### Material shown
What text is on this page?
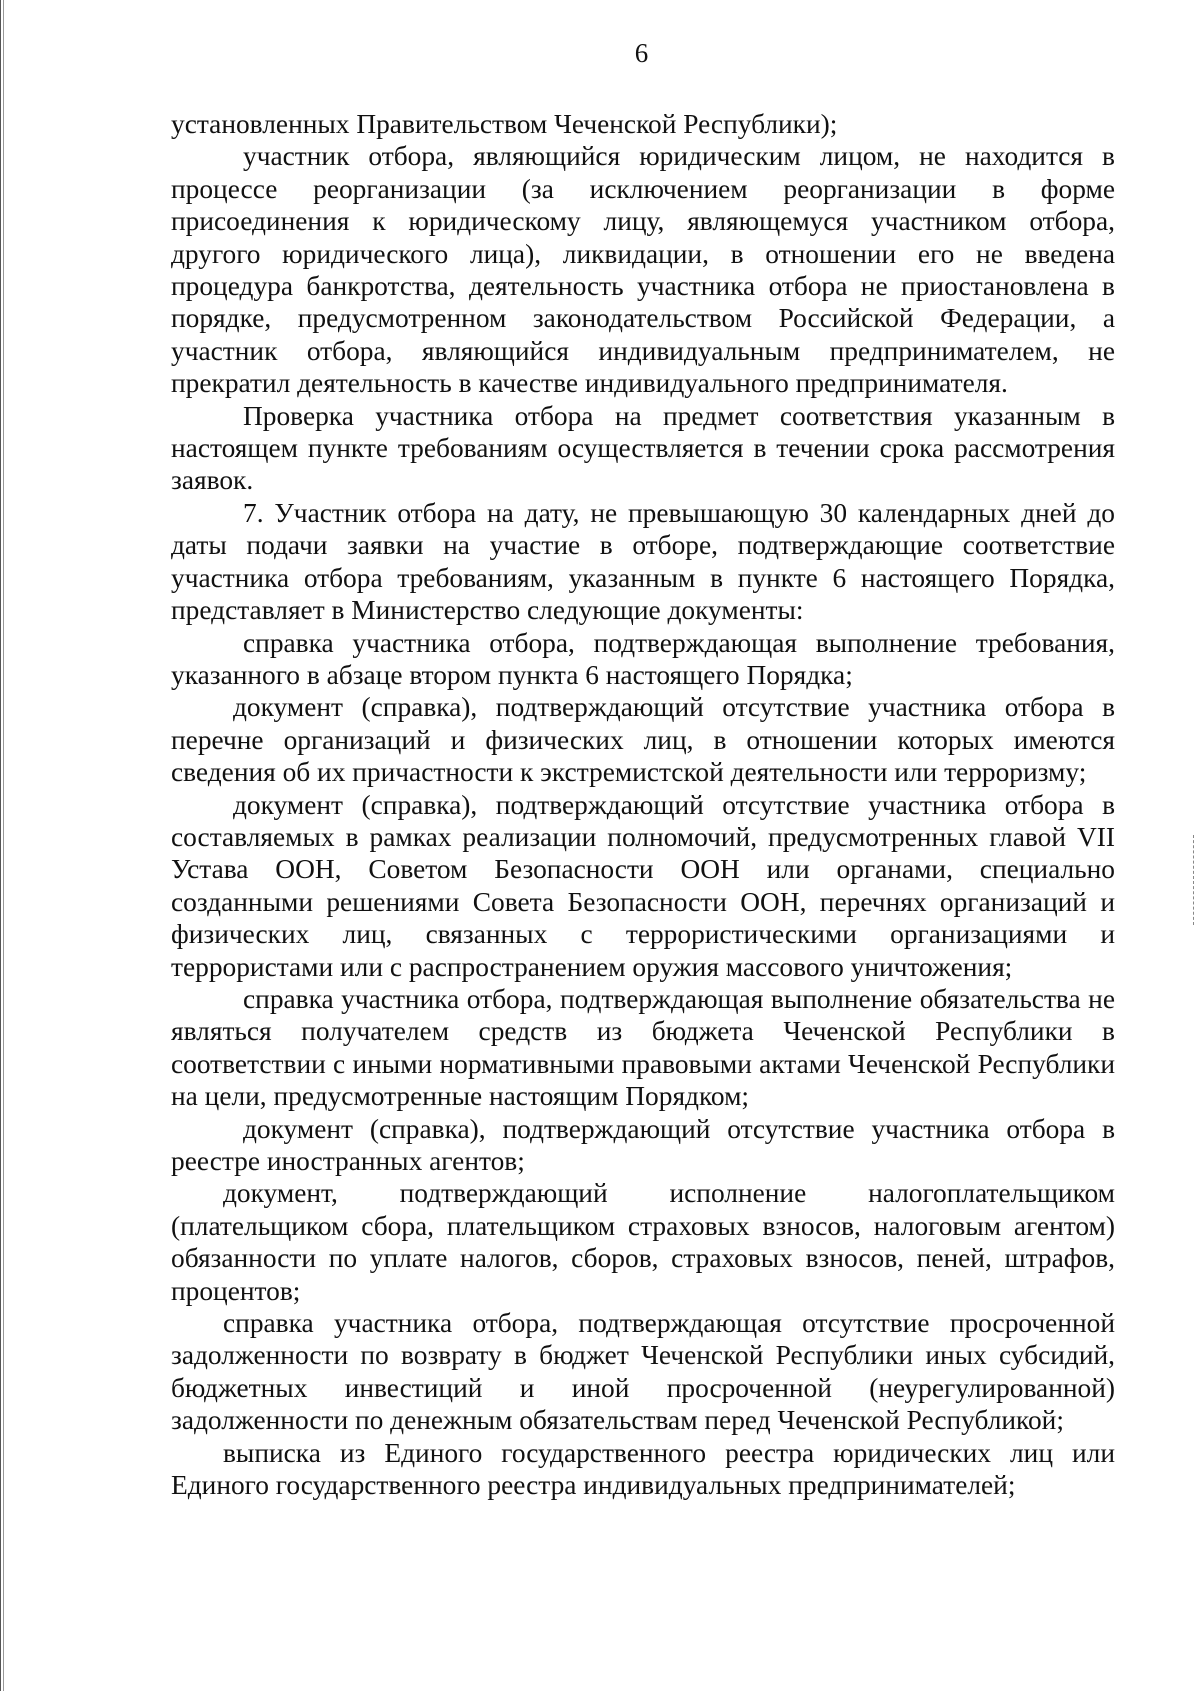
6

установленных Правительством Чеченской Республики);

участник отбора, являющийся юридическим лицом, не находится в процессе реорганизации (за исключением реорганизации в форме присоединения к юридическому лицу, являющемуся участником отбора, другого юридического лица), ликвидации, в отношении его не введена процедура банкротства, деятельность участника отбора не приостановлена в порядке, предусмотренном законодательством Российской Федерации, а участник отбора, являющийся индивидуальным предпринимателем, не прекратил деятельность в качестве индивидуального предпринимателя.

Проверка участника отбора на предмет соответствия указанным в настоящем пункте требованиям осуществляется в течении срока рассмотрения заявок.

7. Участник отбора на дату, не превышающую 30 календарных дней до даты подачи заявки на участие в отборе, подтверждающие соответствие участника отбора требованиям, указанным в пункте 6 настоящего Порядка, представляет в Министерство следующие документы:

справка участника отбора, подтверждающая выполнение требования, указанного в абзаце втором пункта 6 настоящего Порядка;

документ (справка), подтверждающий отсутствие участника отбора в перечне организаций и физических лиц, в отношении которых имеются сведения об их причастности к экстремистской деятельности или терроризму;

документ (справка), подтверждающий отсутствие участника отбора в составляемых в рамках реализации полномочий, предусмотренных главой VII Устава ООН, Советом Безопасности ООН или органами, специально созданными решениями Совета Безопасности ООН, перечнях организаций и физических лиц, связанных с террористическими организациями и террористами или с распространением оружия массового уничтожения;

справка участника отбора, подтверждающая выполнение обязательства не являться получателем средств из бюджета Чеченской Республики в соответствии с иными нормативными правовыми актами Чеченской Республики на цели, предусмотренные настоящим Порядком;

документ (справка), подтверждающий отсутствие участника отбора в реестре иностранных агентов;

документ, подтверждающий исполнение налогоплательщиком (плательщиком сбора, плательщиком страховых взносов, налоговым агентом) обязанности по уплате налогов, сборов, страховых взносов, пеней, штрафов, процентов;

справка участника отбора, подтверждающая отсутствие просроченной задолженности по возврату в бюджет Чеченской Республики иных субсидий, бюджетных инвестиций и иной просроченной (неурегулированной) задолженности по денежным обязательствам перед Чеченской Республикой;

выписка из Единого государственного реестра юридических лиц или Единого государственного реестра индивидуальных предпринимателей;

### The task
Show all lines above holding "организаций".

### Task answer
документ (справка), подтверждающий отсутствие участника отбора в перечне организаций и физических лиц, в отношении которых имеются сведения об их причастности к экстремистской деятельности или терроризму;
документ (справка), подтверждающий отсутствие участника отбора в составляемых в рамках реализации полномочий, предусмотренных главой VII Устава ООН, Советом Безопасности ООН или органами, специально созданными решениями Совета Безопасности ООН, перечнях организаций и физических лиц, связанных с террористическими организациями и террористами или с распространением оружия массового уничтожения;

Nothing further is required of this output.